EXERCISE INSTRUCTIONS:
Your answer should be a single number: the count of lines holding the word "云南文化艺术职业学院".

DATASET:
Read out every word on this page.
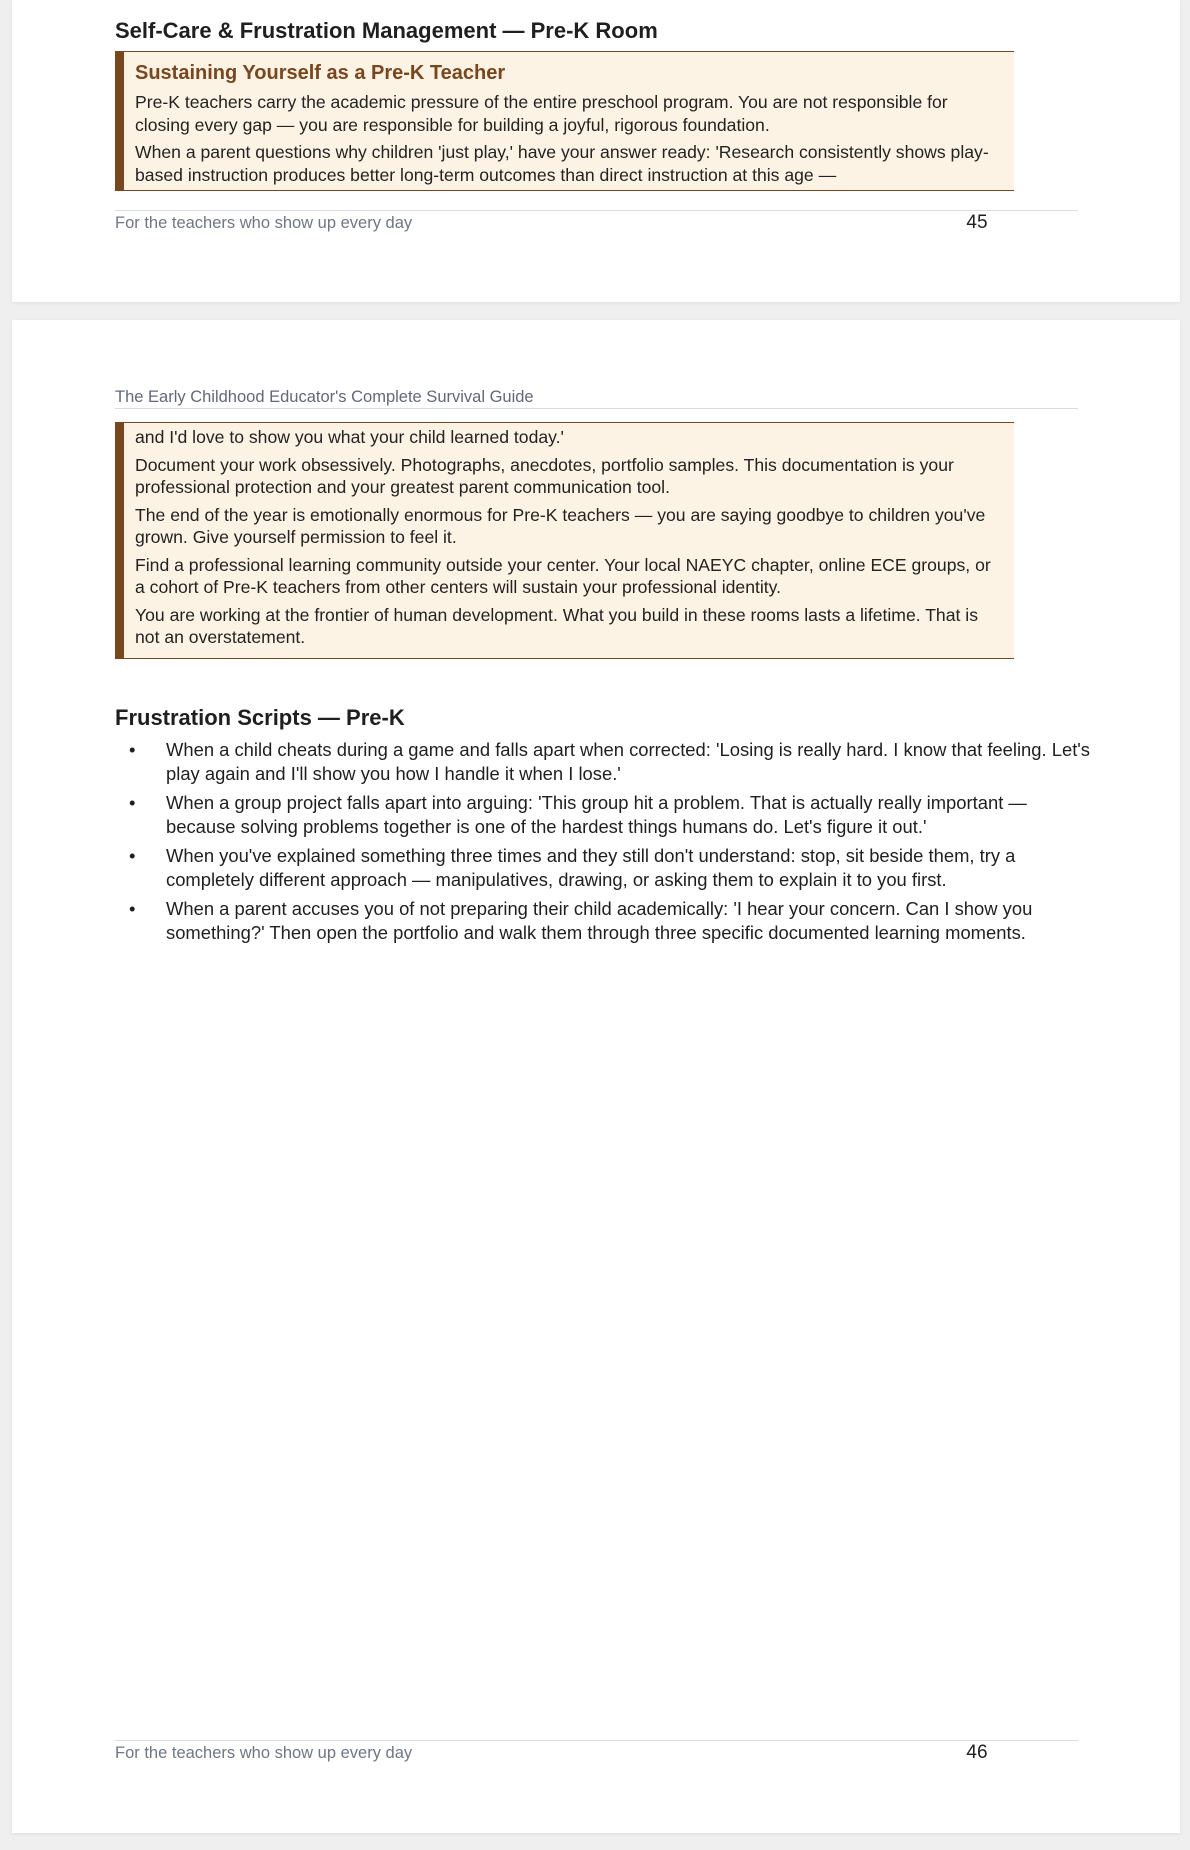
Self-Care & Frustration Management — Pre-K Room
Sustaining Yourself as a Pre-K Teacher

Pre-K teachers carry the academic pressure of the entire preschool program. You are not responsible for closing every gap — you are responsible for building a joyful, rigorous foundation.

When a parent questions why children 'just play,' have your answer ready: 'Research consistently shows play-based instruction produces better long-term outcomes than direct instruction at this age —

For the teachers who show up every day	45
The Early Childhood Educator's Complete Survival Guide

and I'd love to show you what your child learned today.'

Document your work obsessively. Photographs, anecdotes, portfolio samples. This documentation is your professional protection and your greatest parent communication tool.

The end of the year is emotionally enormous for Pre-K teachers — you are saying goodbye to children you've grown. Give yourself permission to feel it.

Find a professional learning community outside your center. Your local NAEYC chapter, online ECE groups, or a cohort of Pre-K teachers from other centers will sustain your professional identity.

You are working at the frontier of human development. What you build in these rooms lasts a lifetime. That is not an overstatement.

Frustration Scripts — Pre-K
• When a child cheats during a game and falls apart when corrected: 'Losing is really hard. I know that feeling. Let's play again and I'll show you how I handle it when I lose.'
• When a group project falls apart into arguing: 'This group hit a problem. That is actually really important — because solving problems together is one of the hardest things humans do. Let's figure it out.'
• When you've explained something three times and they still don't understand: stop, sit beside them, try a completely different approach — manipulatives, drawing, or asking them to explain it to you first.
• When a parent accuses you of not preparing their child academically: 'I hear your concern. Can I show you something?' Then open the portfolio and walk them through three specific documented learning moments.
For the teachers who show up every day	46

==

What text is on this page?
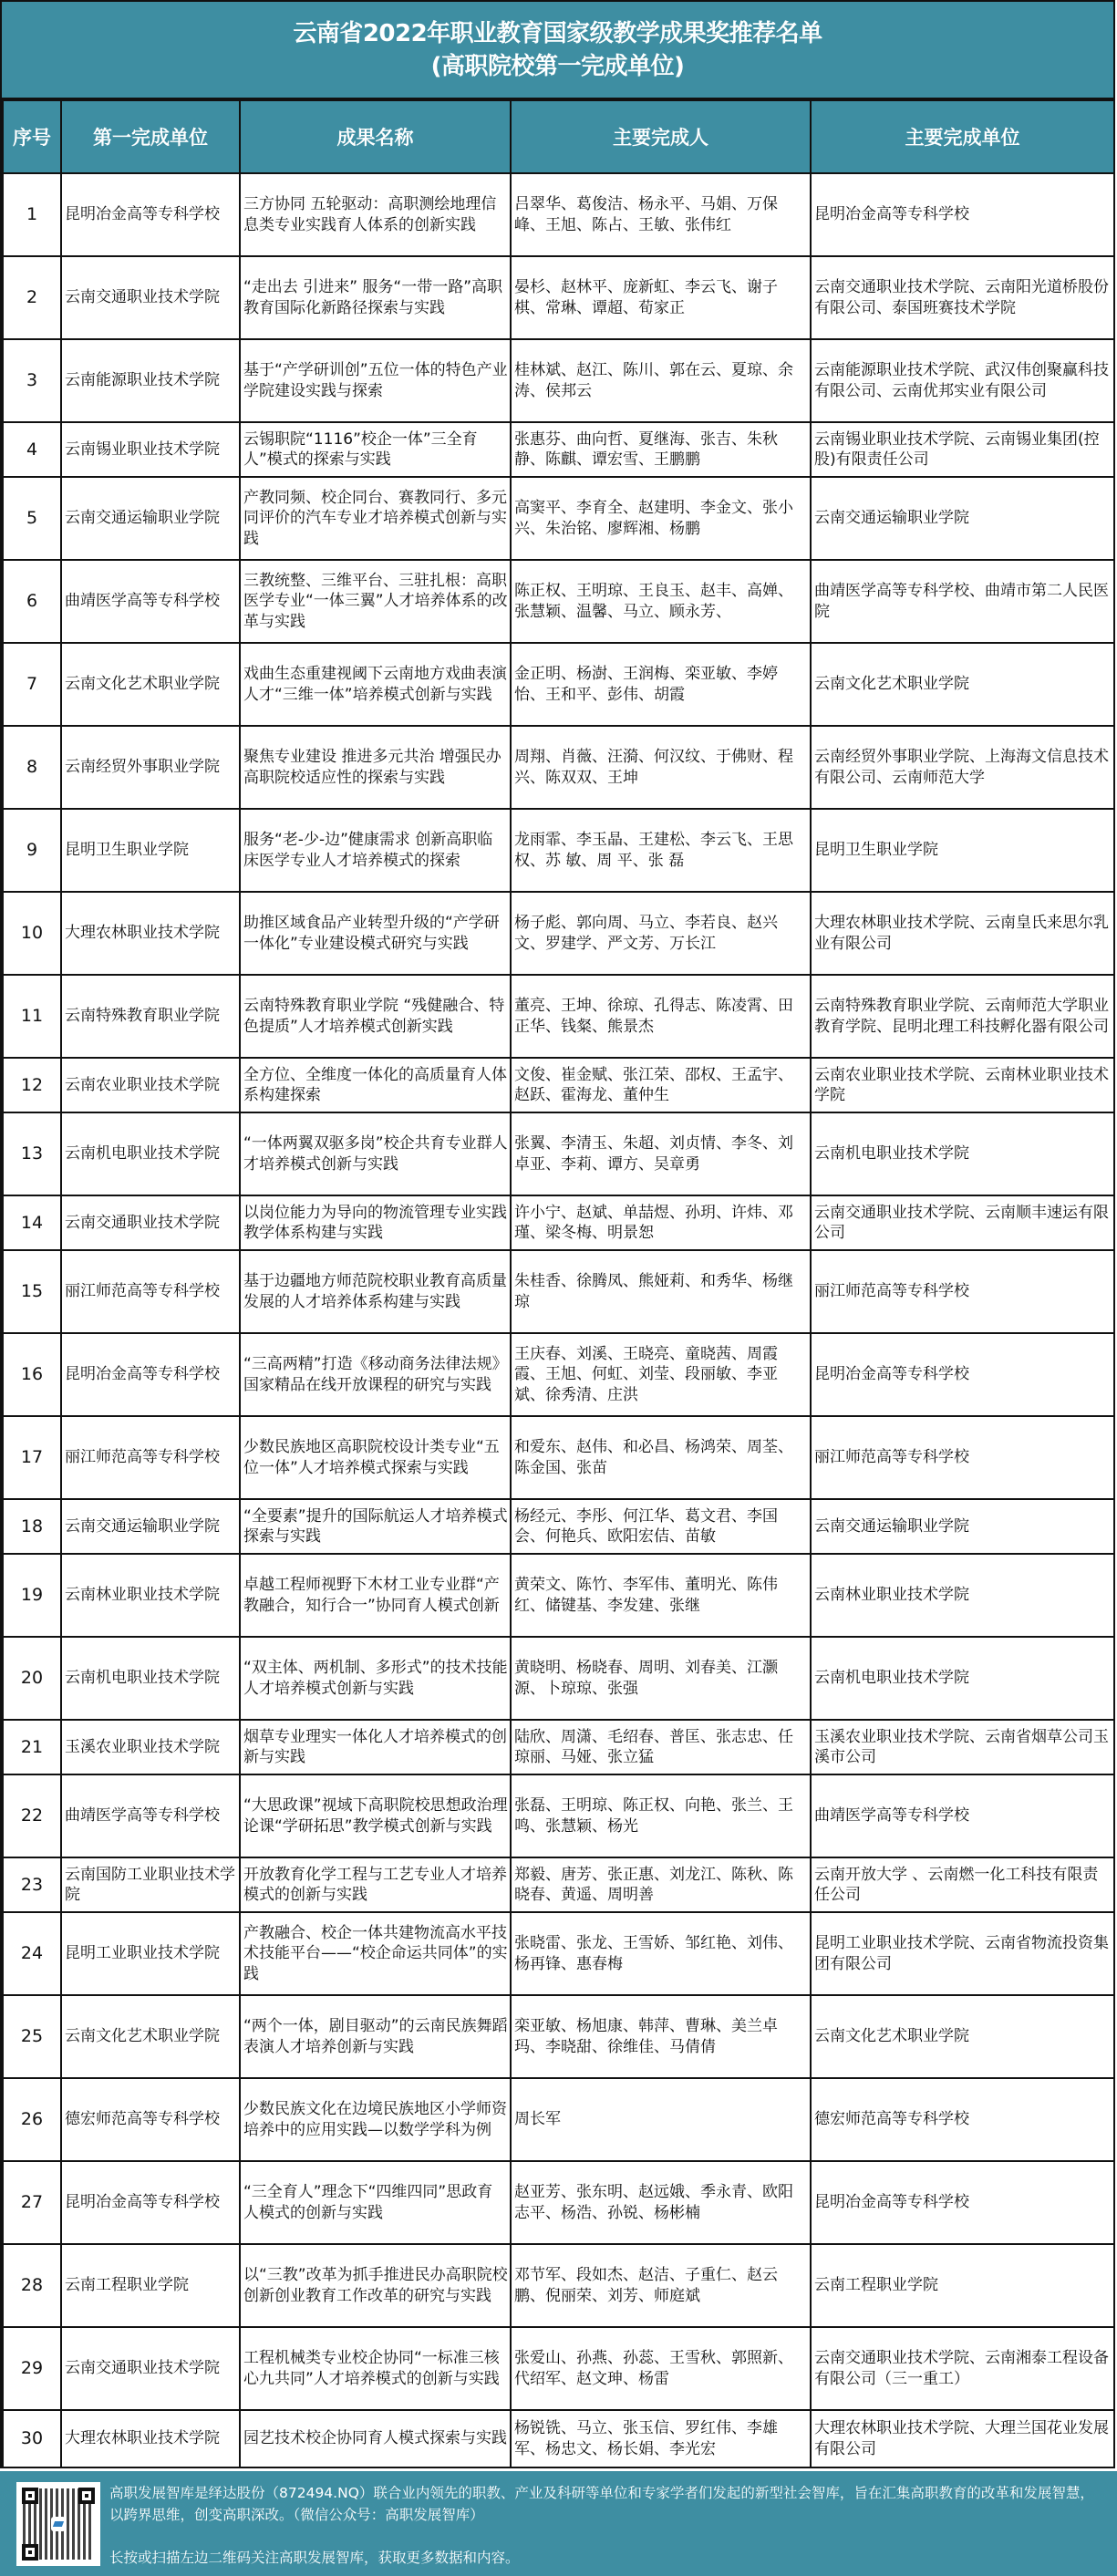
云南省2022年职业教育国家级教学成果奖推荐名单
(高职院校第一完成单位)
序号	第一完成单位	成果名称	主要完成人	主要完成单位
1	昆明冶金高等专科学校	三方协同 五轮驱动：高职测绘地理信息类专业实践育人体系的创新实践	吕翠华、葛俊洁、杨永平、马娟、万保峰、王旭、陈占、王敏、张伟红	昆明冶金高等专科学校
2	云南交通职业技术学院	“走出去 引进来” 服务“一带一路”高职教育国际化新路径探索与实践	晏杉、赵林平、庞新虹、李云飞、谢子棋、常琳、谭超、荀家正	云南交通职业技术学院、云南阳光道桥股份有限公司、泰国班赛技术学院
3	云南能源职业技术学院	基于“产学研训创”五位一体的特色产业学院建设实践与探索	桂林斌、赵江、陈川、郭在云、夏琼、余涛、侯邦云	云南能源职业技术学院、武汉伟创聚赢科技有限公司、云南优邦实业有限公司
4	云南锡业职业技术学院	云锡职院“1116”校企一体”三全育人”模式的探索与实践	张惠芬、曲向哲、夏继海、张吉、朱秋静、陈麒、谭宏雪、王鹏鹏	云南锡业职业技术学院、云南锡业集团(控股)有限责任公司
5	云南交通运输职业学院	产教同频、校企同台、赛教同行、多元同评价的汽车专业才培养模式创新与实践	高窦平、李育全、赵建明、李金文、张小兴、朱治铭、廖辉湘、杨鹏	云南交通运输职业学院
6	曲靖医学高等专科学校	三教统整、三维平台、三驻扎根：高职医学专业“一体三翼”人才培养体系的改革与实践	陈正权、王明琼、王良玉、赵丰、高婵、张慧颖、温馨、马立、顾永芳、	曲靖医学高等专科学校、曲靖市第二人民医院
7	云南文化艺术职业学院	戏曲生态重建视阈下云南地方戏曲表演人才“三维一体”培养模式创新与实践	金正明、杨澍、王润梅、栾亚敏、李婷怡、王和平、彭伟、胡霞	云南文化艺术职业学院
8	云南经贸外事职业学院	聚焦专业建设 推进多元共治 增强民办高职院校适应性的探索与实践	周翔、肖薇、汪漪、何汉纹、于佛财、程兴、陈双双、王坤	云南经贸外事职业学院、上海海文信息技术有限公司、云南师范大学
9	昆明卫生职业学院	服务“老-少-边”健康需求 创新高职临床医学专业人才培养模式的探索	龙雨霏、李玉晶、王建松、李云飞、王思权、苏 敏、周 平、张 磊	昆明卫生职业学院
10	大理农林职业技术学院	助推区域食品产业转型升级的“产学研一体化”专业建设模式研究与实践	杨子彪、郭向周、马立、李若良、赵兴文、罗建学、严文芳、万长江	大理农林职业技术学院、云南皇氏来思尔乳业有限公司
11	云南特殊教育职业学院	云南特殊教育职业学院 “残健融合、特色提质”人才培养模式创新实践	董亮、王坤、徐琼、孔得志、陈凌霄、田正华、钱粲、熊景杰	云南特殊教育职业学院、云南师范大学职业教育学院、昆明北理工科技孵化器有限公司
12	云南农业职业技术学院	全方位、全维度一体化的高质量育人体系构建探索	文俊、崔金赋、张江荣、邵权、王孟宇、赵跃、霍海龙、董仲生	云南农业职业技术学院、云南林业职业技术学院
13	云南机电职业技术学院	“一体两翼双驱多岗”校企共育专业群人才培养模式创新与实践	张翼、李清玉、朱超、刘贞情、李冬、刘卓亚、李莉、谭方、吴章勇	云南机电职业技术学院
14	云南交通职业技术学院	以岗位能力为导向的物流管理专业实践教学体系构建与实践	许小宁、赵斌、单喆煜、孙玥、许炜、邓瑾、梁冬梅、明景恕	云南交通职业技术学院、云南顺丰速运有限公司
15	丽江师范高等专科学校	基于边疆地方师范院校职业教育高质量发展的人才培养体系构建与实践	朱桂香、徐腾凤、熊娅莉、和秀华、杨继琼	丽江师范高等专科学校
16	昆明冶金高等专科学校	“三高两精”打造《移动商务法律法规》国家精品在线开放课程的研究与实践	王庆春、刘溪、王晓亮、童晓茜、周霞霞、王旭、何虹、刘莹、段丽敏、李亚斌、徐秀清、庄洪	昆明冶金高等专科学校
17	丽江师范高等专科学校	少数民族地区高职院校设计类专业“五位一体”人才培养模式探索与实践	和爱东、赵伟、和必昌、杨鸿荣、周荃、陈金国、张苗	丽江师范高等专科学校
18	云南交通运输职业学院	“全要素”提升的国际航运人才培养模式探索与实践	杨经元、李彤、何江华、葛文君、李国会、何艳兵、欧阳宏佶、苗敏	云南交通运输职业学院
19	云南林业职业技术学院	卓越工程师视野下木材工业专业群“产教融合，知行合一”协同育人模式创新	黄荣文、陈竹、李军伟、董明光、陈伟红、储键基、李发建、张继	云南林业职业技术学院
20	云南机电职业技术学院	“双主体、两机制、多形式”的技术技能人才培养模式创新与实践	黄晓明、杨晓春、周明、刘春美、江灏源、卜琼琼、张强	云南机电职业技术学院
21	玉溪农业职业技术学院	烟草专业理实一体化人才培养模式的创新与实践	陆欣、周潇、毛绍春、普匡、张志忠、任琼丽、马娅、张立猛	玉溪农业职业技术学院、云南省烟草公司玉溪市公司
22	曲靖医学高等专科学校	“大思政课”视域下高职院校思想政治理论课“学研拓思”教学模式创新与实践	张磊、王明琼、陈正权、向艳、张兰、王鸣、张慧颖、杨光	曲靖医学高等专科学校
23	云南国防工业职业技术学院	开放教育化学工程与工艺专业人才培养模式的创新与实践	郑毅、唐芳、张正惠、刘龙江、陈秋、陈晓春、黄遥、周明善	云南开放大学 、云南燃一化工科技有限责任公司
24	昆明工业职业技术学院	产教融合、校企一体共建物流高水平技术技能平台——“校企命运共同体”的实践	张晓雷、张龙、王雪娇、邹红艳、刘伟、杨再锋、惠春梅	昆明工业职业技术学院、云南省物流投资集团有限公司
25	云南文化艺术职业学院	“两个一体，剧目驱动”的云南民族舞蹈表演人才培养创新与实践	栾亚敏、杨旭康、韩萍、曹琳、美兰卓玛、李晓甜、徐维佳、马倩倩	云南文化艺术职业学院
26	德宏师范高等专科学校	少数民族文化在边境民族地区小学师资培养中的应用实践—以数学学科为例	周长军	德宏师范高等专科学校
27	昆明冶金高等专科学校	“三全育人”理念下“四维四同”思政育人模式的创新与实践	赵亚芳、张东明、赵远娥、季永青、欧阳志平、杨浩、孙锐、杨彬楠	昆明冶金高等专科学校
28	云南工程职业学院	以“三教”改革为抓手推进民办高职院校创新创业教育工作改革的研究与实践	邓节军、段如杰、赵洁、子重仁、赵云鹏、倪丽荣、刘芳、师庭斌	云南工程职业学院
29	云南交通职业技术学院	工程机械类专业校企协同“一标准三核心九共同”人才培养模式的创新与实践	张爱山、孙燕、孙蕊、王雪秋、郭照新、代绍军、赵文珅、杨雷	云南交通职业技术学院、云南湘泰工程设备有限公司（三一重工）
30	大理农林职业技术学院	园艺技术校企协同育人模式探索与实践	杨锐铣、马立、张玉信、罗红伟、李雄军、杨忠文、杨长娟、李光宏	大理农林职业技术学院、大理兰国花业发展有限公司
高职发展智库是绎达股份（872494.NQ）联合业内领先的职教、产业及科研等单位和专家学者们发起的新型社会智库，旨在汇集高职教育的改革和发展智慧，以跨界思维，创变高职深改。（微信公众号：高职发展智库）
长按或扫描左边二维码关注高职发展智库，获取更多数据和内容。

* * *

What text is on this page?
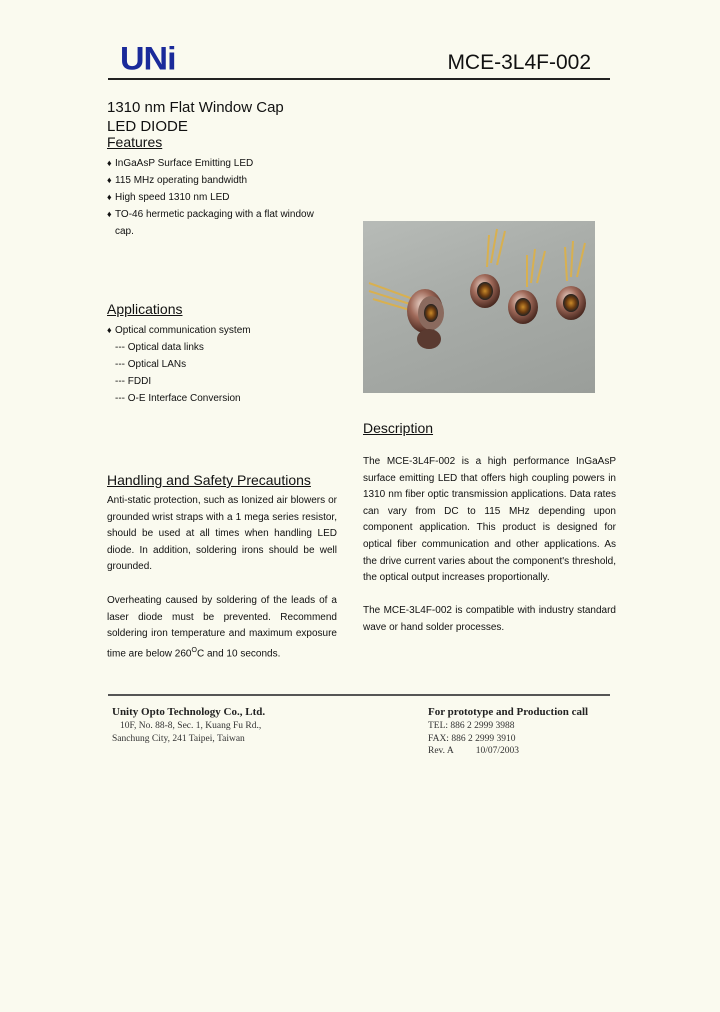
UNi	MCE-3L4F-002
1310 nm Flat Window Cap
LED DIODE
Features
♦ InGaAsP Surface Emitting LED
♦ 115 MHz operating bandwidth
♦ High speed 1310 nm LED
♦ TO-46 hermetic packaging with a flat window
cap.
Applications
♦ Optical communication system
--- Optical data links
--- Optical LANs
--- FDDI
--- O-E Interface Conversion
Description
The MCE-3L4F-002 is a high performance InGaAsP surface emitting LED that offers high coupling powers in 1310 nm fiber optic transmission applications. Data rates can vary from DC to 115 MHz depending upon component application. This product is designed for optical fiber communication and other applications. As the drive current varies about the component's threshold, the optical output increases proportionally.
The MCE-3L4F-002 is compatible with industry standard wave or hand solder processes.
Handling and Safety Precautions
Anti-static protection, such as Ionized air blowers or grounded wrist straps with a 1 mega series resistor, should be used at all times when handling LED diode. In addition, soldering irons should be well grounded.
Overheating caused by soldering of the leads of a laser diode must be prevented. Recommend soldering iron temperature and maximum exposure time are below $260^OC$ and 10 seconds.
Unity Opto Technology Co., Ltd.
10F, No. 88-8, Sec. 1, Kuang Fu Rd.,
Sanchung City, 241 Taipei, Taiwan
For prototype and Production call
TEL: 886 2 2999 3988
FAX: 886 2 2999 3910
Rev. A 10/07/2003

WORKED SOLUTION:
2